# START OF THE RECORDS

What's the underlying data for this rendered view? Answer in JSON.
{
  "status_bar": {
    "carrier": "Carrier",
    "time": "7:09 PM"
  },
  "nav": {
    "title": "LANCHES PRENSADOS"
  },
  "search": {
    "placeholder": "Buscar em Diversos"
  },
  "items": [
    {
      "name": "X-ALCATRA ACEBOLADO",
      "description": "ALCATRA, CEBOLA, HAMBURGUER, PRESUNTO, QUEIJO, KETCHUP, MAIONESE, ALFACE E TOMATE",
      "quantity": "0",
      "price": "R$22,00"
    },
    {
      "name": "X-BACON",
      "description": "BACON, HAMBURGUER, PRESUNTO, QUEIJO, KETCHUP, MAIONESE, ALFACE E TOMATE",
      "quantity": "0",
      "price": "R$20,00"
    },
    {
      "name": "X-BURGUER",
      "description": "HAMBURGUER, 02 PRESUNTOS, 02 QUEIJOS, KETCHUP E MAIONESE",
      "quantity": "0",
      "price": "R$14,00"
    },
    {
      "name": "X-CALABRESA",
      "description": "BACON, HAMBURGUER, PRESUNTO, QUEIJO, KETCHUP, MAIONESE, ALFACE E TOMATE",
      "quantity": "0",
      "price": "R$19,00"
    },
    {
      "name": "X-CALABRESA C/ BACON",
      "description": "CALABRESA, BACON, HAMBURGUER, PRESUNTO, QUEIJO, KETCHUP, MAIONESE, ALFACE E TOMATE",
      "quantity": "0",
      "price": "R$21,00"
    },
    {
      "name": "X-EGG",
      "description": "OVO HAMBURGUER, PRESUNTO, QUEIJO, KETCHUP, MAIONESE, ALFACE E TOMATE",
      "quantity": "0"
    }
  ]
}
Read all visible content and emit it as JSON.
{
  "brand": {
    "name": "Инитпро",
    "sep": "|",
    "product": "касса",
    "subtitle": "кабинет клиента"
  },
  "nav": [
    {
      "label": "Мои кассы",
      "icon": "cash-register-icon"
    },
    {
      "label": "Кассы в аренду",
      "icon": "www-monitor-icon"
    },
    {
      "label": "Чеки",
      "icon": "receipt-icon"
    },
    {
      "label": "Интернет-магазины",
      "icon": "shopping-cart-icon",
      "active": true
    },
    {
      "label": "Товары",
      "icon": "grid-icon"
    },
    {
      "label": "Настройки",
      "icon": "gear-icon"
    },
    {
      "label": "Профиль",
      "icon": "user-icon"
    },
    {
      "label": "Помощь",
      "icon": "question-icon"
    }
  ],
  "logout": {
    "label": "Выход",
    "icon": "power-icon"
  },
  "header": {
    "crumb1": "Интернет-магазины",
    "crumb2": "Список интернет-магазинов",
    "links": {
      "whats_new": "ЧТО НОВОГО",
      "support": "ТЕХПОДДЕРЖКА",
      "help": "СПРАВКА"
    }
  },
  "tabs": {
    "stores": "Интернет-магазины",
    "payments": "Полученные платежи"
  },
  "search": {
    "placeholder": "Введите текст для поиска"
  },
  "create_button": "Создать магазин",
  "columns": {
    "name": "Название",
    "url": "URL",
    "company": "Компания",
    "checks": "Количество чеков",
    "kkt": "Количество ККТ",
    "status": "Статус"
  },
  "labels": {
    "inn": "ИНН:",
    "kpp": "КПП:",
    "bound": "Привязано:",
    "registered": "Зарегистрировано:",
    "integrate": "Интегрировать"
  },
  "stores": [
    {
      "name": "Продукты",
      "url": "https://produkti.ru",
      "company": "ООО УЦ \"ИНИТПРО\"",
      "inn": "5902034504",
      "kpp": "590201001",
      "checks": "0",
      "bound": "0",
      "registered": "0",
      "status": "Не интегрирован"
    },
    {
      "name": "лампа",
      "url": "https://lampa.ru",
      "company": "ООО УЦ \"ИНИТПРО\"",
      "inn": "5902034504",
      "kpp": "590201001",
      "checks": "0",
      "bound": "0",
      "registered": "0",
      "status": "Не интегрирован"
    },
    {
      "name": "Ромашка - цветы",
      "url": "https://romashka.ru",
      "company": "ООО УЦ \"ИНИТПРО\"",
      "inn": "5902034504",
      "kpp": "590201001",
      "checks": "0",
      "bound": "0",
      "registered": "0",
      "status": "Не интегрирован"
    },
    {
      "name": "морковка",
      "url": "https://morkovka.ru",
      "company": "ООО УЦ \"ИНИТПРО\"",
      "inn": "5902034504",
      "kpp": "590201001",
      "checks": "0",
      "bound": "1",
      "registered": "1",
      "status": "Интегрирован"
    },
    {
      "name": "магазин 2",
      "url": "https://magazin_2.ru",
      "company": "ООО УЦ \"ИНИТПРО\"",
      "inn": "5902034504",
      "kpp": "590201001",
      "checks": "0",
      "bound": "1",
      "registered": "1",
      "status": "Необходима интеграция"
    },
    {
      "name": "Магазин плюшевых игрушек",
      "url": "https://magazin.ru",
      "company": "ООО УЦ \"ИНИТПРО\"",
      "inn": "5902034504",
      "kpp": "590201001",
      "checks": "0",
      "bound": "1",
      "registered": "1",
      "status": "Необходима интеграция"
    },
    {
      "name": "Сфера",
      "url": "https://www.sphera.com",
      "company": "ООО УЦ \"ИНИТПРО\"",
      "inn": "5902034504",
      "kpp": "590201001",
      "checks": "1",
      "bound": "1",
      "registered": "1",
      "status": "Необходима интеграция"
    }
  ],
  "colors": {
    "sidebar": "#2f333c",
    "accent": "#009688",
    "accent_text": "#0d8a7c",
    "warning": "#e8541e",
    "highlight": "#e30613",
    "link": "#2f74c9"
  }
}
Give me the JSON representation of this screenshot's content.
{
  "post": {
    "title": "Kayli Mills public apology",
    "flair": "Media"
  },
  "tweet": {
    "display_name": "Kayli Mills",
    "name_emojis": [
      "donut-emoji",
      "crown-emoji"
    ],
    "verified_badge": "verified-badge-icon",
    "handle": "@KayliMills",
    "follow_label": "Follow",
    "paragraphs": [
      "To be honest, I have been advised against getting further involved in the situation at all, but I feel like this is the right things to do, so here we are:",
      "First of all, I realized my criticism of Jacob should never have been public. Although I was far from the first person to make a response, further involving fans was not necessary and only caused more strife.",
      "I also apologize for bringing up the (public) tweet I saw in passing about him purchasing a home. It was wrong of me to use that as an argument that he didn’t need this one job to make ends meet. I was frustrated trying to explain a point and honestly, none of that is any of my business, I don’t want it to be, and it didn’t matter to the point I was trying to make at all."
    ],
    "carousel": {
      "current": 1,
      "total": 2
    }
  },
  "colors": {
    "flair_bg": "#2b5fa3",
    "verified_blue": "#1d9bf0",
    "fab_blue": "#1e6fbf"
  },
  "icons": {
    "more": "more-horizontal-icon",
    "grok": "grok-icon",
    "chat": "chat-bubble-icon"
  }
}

# END OF THE RECORDS

> _WHAT IS ASKED_: Return, from the data, each line that has the word "Количество" in it.

> _EXPECTED OUTPUT_:
    "checks": "Количество чеков",
    "kkt": "Количество ККТ",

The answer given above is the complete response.